■ EXERCISE REQUIREMENTS
Leave out the images; return the rest of the data exactly.

╭─ MATERIAL TO PROCESS

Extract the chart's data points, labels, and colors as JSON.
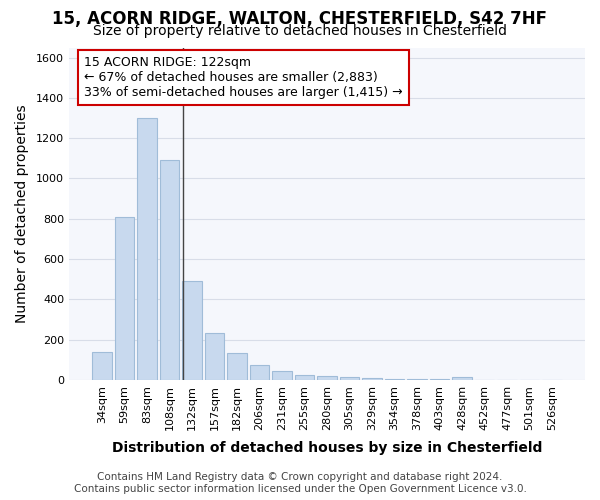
{
  "title1": "15, ACORN RIDGE, WALTON, CHESTERFIELD, S42 7HF",
  "title2": "Size of property relative to detached houses in Chesterfield",
  "xlabel": "Distribution of detached houses by size in Chesterfield",
  "ylabel": "Number of detached properties",
  "categories": [
    "34sqm",
    "59sqm",
    "83sqm",
    "108sqm",
    "132sqm",
    "157sqm",
    "182sqm",
    "206sqm",
    "231sqm",
    "255sqm",
    "280sqm",
    "305sqm",
    "329sqm",
    "354sqm",
    "378sqm",
    "403sqm",
    "428sqm",
    "452sqm",
    "477sqm",
    "501sqm",
    "526sqm"
  ],
  "values": [
    140,
    810,
    1300,
    1090,
    490,
    235,
    135,
    75,
    45,
    25,
    20,
    15,
    10,
    2,
    2,
    2,
    15,
    1,
    1,
    1,
    1
  ],
  "bar_color": "#c8d9ee",
  "bar_edge_color": "#a0bcd8",
  "ylim": [
    0,
    1650
  ],
  "yticks": [
    0,
    200,
    400,
    600,
    800,
    1000,
    1200,
    1400,
    1600
  ],
  "annotation_text": "15 ACORN RIDGE: 122sqm\n← 67% of detached houses are smaller (2,883)\n33% of semi-detached houses are larger (1,415) →",
  "annotation_box_facecolor": "#ffffff",
  "annotation_box_edgecolor": "#cc0000",
  "footer1": "Contains HM Land Registry data © Crown copyright and database right 2024.",
  "footer2": "Contains public sector information licensed under the Open Government Licence v3.0.",
  "background_color": "#ffffff",
  "plot_background": "#f5f7fc",
  "grid_color": "#d8dde8",
  "title1_fontsize": 12,
  "title2_fontsize": 10,
  "axis_label_fontsize": 10,
  "tick_fontsize": 8,
  "annotation_fontsize": 9,
  "footer_fontsize": 7.5
}
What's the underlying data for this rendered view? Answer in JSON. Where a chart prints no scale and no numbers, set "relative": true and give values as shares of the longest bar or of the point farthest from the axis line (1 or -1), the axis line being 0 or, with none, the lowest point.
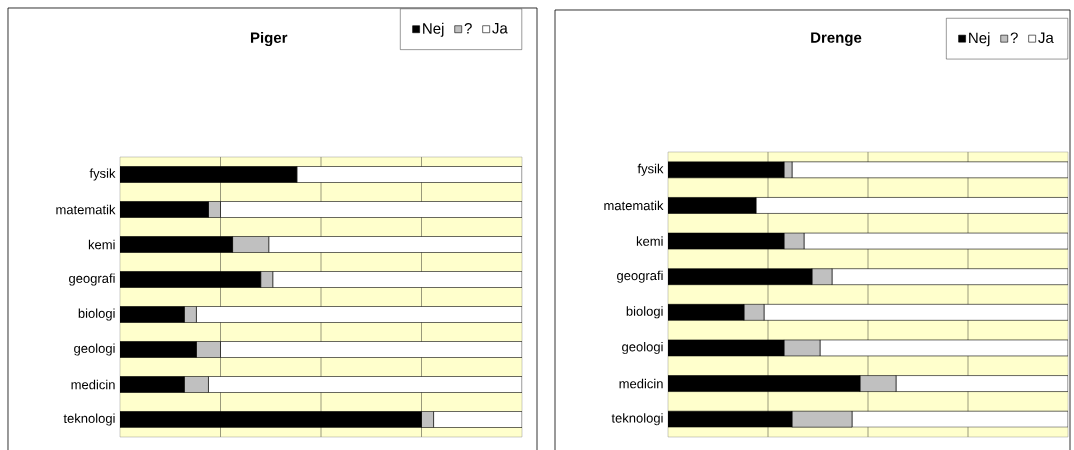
{
  "chart_data": [
    {
      "type": "bar",
      "orientation": "horizontal",
      "stacked": true,
      "relative": true,
      "title": "Piger",
      "categories": [
        "fysik",
        "matematik",
        "kemi",
        "geografi",
        "biologi",
        "geologi",
        "medicin",
        "teknologi"
      ],
      "series": [
        {
          "name": "Nej",
          "color": "#000000",
          "values": [
            0.44,
            0.22,
            0.28,
            0.35,
            0.16,
            0.19,
            0.16,
            0.75
          ]
        },
        {
          "name": "?",
          "color": "#c0c0c0",
          "values": [
            0,
            0.03,
            0.09,
            0.03,
            0.03,
            0.06,
            0.06,
            0.03
          ]
        },
        {
          "name": "Ja",
          "color": "#ffffff",
          "values": [
            0.56,
            0.75,
            0.63,
            0.62,
            0.81,
            0.75,
            0.78,
            0.22
          ]
        }
      ],
      "grid": "x",
      "legend": "top right"
    },
    {
      "type": "bar",
      "orientation": "horizontal",
      "stacked": true,
      "relative": true,
      "title": "Drenge",
      "categories": [
        "fysik",
        "matematik",
        "kemi",
        "geografi",
        "biologi",
        "geologi",
        "medicin",
        "teknologi"
      ],
      "series": [
        {
          "name": "Nej",
          "color": "#000000",
          "values": [
            0.29,
            0.22,
            0.29,
            0.36,
            0.19,
            0.29,
            0.48,
            0.31
          ]
        },
        {
          "name": "?",
          "color": "#c0c0c0",
          "values": [
            0.02,
            0,
            0.05,
            0.05,
            0.05,
            0.09,
            0.09,
            0.15
          ]
        },
        {
          "name": "Ja",
          "color": "#ffffff",
          "values": [
            0.69,
            0.78,
            0.66,
            0.59,
            0.76,
            0.62,
            0.43,
            0.54
          ]
        }
      ],
      "grid": "x",
      "legend": "top right"
    }
  ]
}
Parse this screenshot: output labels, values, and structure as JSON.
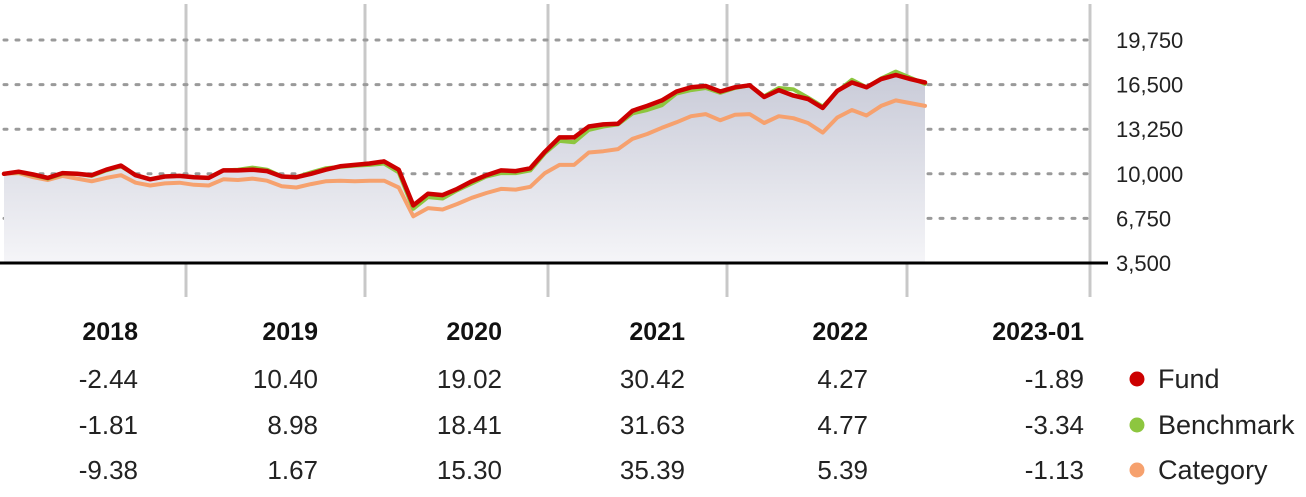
{
  "chart_data": {
    "type": "line",
    "y_ticks": [
      "19,750",
      "16,500",
      "13,250",
      "10,000",
      "6,750",
      "3,500"
    ],
    "y_tick_values": [
      19750,
      16500,
      13250,
      10000,
      6750,
      3500
    ],
    "ylim": [
      3500,
      19750
    ],
    "grid": "horizontal dotted",
    "legend_position": "bottom-right",
    "series": [
      {
        "name": "Fund",
        "color": "#cc0000",
        "values": [
          10000,
          10150,
          9950,
          9700,
          10050,
          10000,
          9900,
          10300,
          10600,
          9900,
          9600,
          9800,
          9850,
          9750,
          9700,
          10250,
          10250,
          10300,
          10200,
          9800,
          9750,
          10000,
          10300,
          10550,
          10650,
          10750,
          10900,
          10300,
          7700,
          8550,
          8450,
          8900,
          9450,
          9900,
          10250,
          10200,
          10400,
          11600,
          12650,
          12650,
          13450,
          13600,
          13650,
          14600,
          14950,
          15350,
          16000,
          16300,
          16400,
          16000,
          16300,
          16450,
          15600,
          16100,
          15700,
          15450,
          14800,
          16050,
          16650,
          16300,
          16900,
          17200,
          16900,
          16650
        ]
      },
      {
        "name": "Benchmark",
        "color": "#8dc63f",
        "values": [
          10000,
          10120,
          9900,
          9650,
          10000,
          10000,
          9850,
          10250,
          10550,
          9900,
          9600,
          9800,
          9850,
          9750,
          9700,
          10250,
          10300,
          10450,
          10300,
          9800,
          9750,
          10100,
          10400,
          10500,
          10600,
          10650,
          10750,
          10100,
          7450,
          8300,
          8200,
          8800,
          9300,
          9800,
          10050,
          10050,
          10250,
          11500,
          12400,
          12300,
          13200,
          13450,
          13600,
          14400,
          14650,
          15000,
          15850,
          16100,
          16250,
          15900,
          16250,
          16450,
          15650,
          16250,
          16150,
          15550,
          14900,
          16000,
          16850,
          16300,
          16950,
          17450,
          17000,
          16550
        ]
      },
      {
        "name": "Category",
        "color": "#f6a16e",
        "values": [
          10000,
          10050,
          9750,
          9550,
          9850,
          9650,
          9450,
          9700,
          9900,
          9350,
          9150,
          9300,
          9350,
          9200,
          9150,
          9600,
          9550,
          9650,
          9500,
          9100,
          9000,
          9250,
          9450,
          9500,
          9450,
          9500,
          9500,
          9000,
          6900,
          7500,
          7400,
          7800,
          8250,
          8600,
          8900,
          8850,
          9050,
          10050,
          10650,
          10650,
          11550,
          11650,
          11800,
          12550,
          12900,
          13350,
          13750,
          14200,
          14350,
          13900,
          14300,
          14350,
          13700,
          14200,
          14050,
          13700,
          13000,
          14100,
          14650,
          14250,
          14950,
          15350,
          15150,
          14950
        ]
      }
    ],
    "returns": {
      "years": [
        "2018",
        "2019",
        "2020",
        "2021",
        "2022",
        "2023-01"
      ],
      "rows": [
        {
          "name": "Fund",
          "values": [
            "-2.44",
            "10.40",
            "19.02",
            "30.42",
            "4.27",
            "-1.89"
          ]
        },
        {
          "name": "Benchmark",
          "values": [
            "-1.81",
            "8.98",
            "18.41",
            "31.63",
            "4.77",
            "-3.34"
          ]
        },
        {
          "name": "Category",
          "values": [
            "-9.38",
            "1.67",
            "15.30",
            "35.39",
            "5.39",
            "-1.13"
          ]
        }
      ]
    }
  }
}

╰─

■ SOLUTION TO THIS EXERCISE
Extract the chart's data points, labels, and colors as JSON.
{
  "title1": "15, ACORN RIDGE, WALTON, CHESTERFIELD, S42 7HF",
  "title2": "Size of property relative to detached houses in Chesterfield",
  "xlabel": "Distribution of detached houses by size in Chesterfield",
  "ylabel": "Number of detached properties",
  "categories": [
    "34sqm",
    "59sqm",
    "83sqm",
    "108sqm",
    "132sqm",
    "157sqm",
    "182sqm",
    "206sqm",
    "231sqm",
    "255sqm",
    "280sqm",
    "305sqm",
    "329sqm",
    "354sqm",
    "378sqm",
    "403sqm",
    "428sqm",
    "452sqm",
    "477sqm",
    "501sqm",
    "526sqm"
  ],
  "values": [
    140,
    810,
    1300,
    1090,
    490,
    235,
    135,
    75,
    45,
    25,
    20,
    15,
    10,
    2,
    2,
    2,
    15,
    1,
    1,
    1,
    1
  ],
  "bar_color": "#c8d9ee",
  "bar_edge_color": "#a0bcd8",
  "ylim": [
    0,
    1650
  ],
  "yticks": [
    0,
    200,
    400,
    600,
    800,
    1000,
    1200,
    1400,
    1600
  ],
  "annotation_text": "15 ACORN RIDGE: 122sqm\n← 67% of detached houses are smaller (2,883)\n33% of semi-detached houses are larger (1,415) →",
  "annotation_box_facecolor": "#ffffff",
  "annotation_box_edgecolor": "#cc0000",
  "footer1": "Contains HM Land Registry data © Crown copyright and database right 2024.",
  "footer2": "Contains public sector information licensed under the Open Government Licence v3.0.",
  "background_color": "#ffffff",
  "plot_background": "#f5f7fc",
  "grid_color": "#d8dde8",
  "title1_fontsize": 12,
  "title2_fontsize": 10,
  "axis_label_fontsize": 10,
  "tick_fontsize": 8,
  "annotation_fontsize": 9,
  "footer_fontsize": 7.5
}
What's the underlying data for this rendered view? Answer in JSON. Where a chart prints no scale and no numbers, set "relative": true and give values as shares of the longest bar or of the point farthest from the axis line (1 or -1), the axis line being 0 or, with none, the lowest point.
{
  "chart_data": [
    {
      "type": "bar",
      "orientation": "horizontal",
      "stacked": true,
      "relative": true,
      "title": "Piger",
      "categories": [
        "fysik",
        "matematik",
        "kemi",
        "geografi",
        "biologi",
        "geologi",
        "medicin",
        "teknologi"
      ],
      "series": [
        {
          "name": "Nej",
          "color": "#000000",
          "values": [
            0.44,
            0.22,
            0.28,
            0.35,
            0.16,
            0.19,
            0.16,
            0.75
          ]
        },
        {
          "name": "?",
          "color": "#c0c0c0",
          "values": [
            0,
            0.03,
            0.09,
            0.03,
            0.03,
            0.06,
            0.06,
            0.03
          ]
        },
        {
          "name": "Ja",
          "color": "#ffffff",
          "values": [
            0.56,
            0.75,
            0.63,
            0.62,
            0.81,
            0.75,
            0.78,
            0.22
          ]
        }
      ],
      "grid": "x",
      "legend": "top right"
    },
    {
      "type": "bar",
      "orientation": "horizontal",
      "stacked": true,
      "relative": true,
      "title": "Drenge",
      "categories": [
        "fysik",
        "matematik",
        "kemi",
        "geografi",
        "biologi",
        "geologi",
        "medicin",
        "teknologi"
      ],
      "series": [
        {
          "name": "Nej",
          "color": "#000000",
          "values": [
            0.29,
            0.22,
            0.29,
            0.36,
            0.19,
            0.29,
            0.48,
            0.31
          ]
        },
        {
          "name": "?",
          "color": "#c0c0c0",
          "values": [
            0.02,
            0,
            0.05,
            0.05,
            0.05,
            0.09,
            0.09,
            0.15
          ]
        },
        {
          "name": "Ja",
          "color": "#ffffff",
          "values": [
            0.69,
            0.78,
            0.66,
            0.59,
            0.76,
            0.62,
            0.43,
            0.54
          ]
        }
      ],
      "grid": "x",
      "legend": "top right"
    }
  ]
}
Parse this screenshot: output labels, values, and structure as JSON.
{
  "chart_data": {
    "type": "line",
    "y_ticks": [
      "19,750",
      "16,500",
      "13,250",
      "10,000",
      "6,750",
      "3,500"
    ],
    "y_tick_values": [
      19750,
      16500,
      13250,
      10000,
      6750,
      3500
    ],
    "ylim": [
      3500,
      19750
    ],
    "grid": "horizontal dotted",
    "legend_position": "bottom-right",
    "series": [
      {
        "name": "Fund",
        "color": "#cc0000",
        "values": [
          10000,
          10150,
          9950,
          9700,
          10050,
          10000,
          9900,
          10300,
          10600,
          9900,
          9600,
          9800,
          9850,
          9750,
          9700,
          10250,
          10250,
          10300,
          10200,
          9800,
          9750,
          10000,
          10300,
          10550,
          10650,
          10750,
          10900,
          10300,
          7700,
          8550,
          8450,
          8900,
          9450,
          9900,
          10250,
          10200,
          10400,
          11600,
          12650,
          12650,
          13450,
          13600,
          13650,
          14600,
          14950,
          15350,
          16000,
          16300,
          16400,
          16000,
          16300,
          16450,
          15600,
          16100,
          15700,
          15450,
          14800,
          16050,
          16650,
          16300,
          16900,
          17200,
          16900,
          16650
        ]
      },
      {
        "name": "Benchmark",
        "color": "#8dc63f",
        "values": [
          10000,
          10120,
          9900,
          9650,
          10000,
          10000,
          9850,
          10250,
          10550,
          9900,
          9600,
          9800,
          9850,
          9750,
          9700,
          10250,
          10300,
          10450,
          10300,
          9800,
          9750,
          10100,
          10400,
          10500,
          10600,
          10650,
          10750,
          10100,
          7450,
          8300,
          8200,
          8800,
          9300,
          9800,
          10050,
          10050,
          10250,
          11500,
          12400,
          12300,
          13200,
          13450,
          13600,
          14400,
          14650,
          15000,
          15850,
          16100,
          16250,
          15900,
          16250,
          16450,
          15650,
          16250,
          16150,
          15550,
          14900,
          16000,
          16850,
          16300,
          16950,
          17450,
          17000,
          16550
        ]
      },
      {
        "name": "Category",
        "color": "#f6a16e",
        "values": [
          10000,
          10050,
          9750,
          9550,
          9850,
          9650,
          9450,
          9700,
          9900,
          9350,
          9150,
          9300,
          9350,
          9200,
          9150,
          9600,
          9550,
          9650,
          9500,
          9100,
          9000,
          9250,
          9450,
          9500,
          9450,
          9500,
          9500,
          9000,
          6900,
          7500,
          7400,
          7800,
          8250,
          8600,
          8900,
          8850,
          9050,
          10050,
          10650,
          10650,
          11550,
          11650,
          11800,
          12550,
          12900,
          13350,
          13750,
          14200,
          14350,
          13900,
          14300,
          14350,
          13700,
          14200,
          14050,
          13700,
          13000,
          14100,
          14650,
          14250,
          14950,
          15350,
          15150,
          14950
        ]
      }
    ],
    "returns": {
      "years": [
        "2018",
        "2019",
        "2020",
        "2021",
        "2022",
        "2023-01"
      ],
      "rows": [
        {
          "name": "Fund",
          "values": [
            "-2.44",
            "10.40",
            "19.02",
            "30.42",
            "4.27",
            "-1.89"
          ]
        },
        {
          "name": "Benchmark",
          "values": [
            "-1.81",
            "8.98",
            "18.41",
            "31.63",
            "4.77",
            "-3.34"
          ]
        },
        {
          "name": "Category",
          "values": [
            "-9.38",
            "1.67",
            "15.30",
            "35.39",
            "5.39",
            "-1.13"
          ]
        }
      ]
    }
  }
}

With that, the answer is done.